## Start Stored rows
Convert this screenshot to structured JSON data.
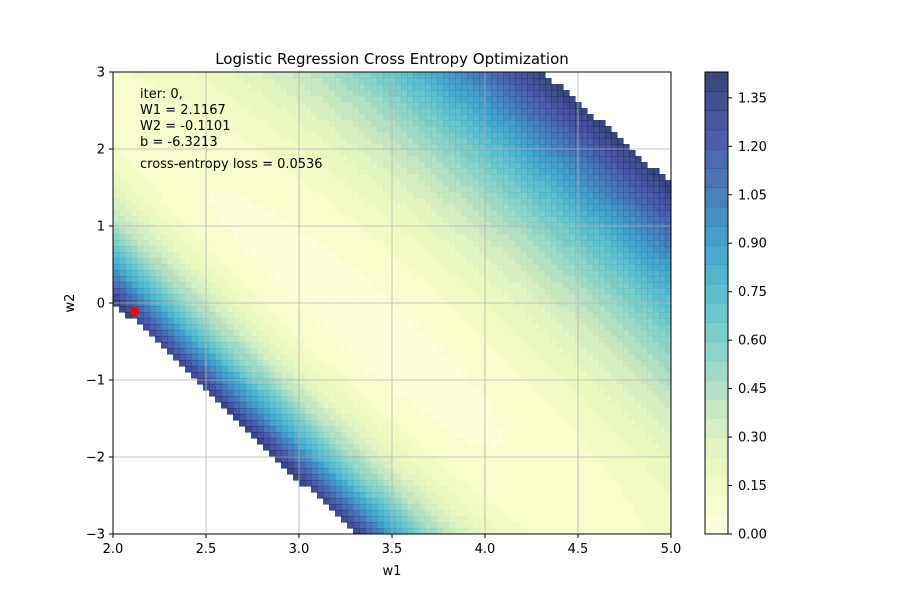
{
  "chart_data": {
    "type": "contour",
    "title": "Logistic Regression Cross Entropy Optimization",
    "xlabel": "w1",
    "ylabel": "w2",
    "xlim": [
      2.0,
      5.0
    ],
    "ylim": [
      -3,
      3
    ],
    "x_ticks": [
      2.0,
      2.5,
      3.0,
      3.5,
      4.0,
      4.5,
      5.0
    ],
    "x_tick_labels": [
      "2.0",
      "2.5",
      "3.0",
      "3.5",
      "4.0",
      "4.5",
      "5.0"
    ],
    "y_ticks": [
      3,
      2,
      1,
      0,
      -1,
      -2,
      -3
    ],
    "y_tick_labels": [
      "3",
      "2",
      "1",
      "0",
      "−1",
      "−2",
      "−3"
    ],
    "grid": true,
    "colormap": "YlGnBu",
    "colorbar": {
      "min": 0.0,
      "max": 1.43,
      "ticks": [
        0.0,
        0.15,
        0.3,
        0.45,
        0.6,
        0.75,
        0.9,
        1.05,
        1.2,
        1.35
      ],
      "tick_labels": [
        "0.00",
        "0.15",
        "0.30",
        "0.45",
        "0.60",
        "0.75",
        "0.90",
        "1.05",
        "1.20",
        "1.35"
      ]
    },
    "current_point": {
      "w1": 2.1167,
      "w2": -0.1101,
      "color": "#ff0000"
    },
    "annotation": {
      "lines": [
        "iter: 0,",
        "W1 = 2.1167",
        "W2 = -0.1101",
        "b = -6.3213"
      ],
      "loss_text": "cross-entropy loss = 0.0536"
    }
  }
}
## End Stored rows
▸ What the task requires
Make a word-for-word copy of the entries, without any pictures.

▸ Result
Convert this screenshot to structured JSON data.
{
  "chart_data": {
    "type": "contour",
    "title": "Logistic Regression Cross Entropy Optimization",
    "xlabel": "w1",
    "ylabel": "w2",
    "xlim": [
      2.0,
      5.0
    ],
    "ylim": [
      -3,
      3
    ],
    "x_ticks": [
      2.0,
      2.5,
      3.0,
      3.5,
      4.0,
      4.5,
      5.0
    ],
    "x_tick_labels": [
      "2.0",
      "2.5",
      "3.0",
      "3.5",
      "4.0",
      "4.5",
      "5.0"
    ],
    "y_ticks": [
      3,
      2,
      1,
      0,
      -1,
      -2,
      -3
    ],
    "y_tick_labels": [
      "3",
      "2",
      "1",
      "0",
      "−1",
      "−2",
      "−3"
    ],
    "grid": true,
    "colormap": "YlGnBu",
    "colorbar": {
      "min": 0.0,
      "max": 1.43,
      "ticks": [
        0.0,
        0.15,
        0.3,
        0.45,
        0.6,
        0.75,
        0.9,
        1.05,
        1.2,
        1.35
      ],
      "tick_labels": [
        "0.00",
        "0.15",
        "0.30",
        "0.45",
        "0.60",
        "0.75",
        "0.90",
        "1.05",
        "1.20",
        "1.35"
      ]
    },
    "current_point": {
      "w1": 2.1167,
      "w2": -0.1101,
      "color": "#ff0000"
    },
    "annotation": {
      "lines": [
        "iter: 0,",
        "W1 = 2.1167",
        "W2 = -0.1101",
        "b = -6.3213"
      ],
      "loss_text": "cross-entropy loss = 0.0536"
    }
  }
}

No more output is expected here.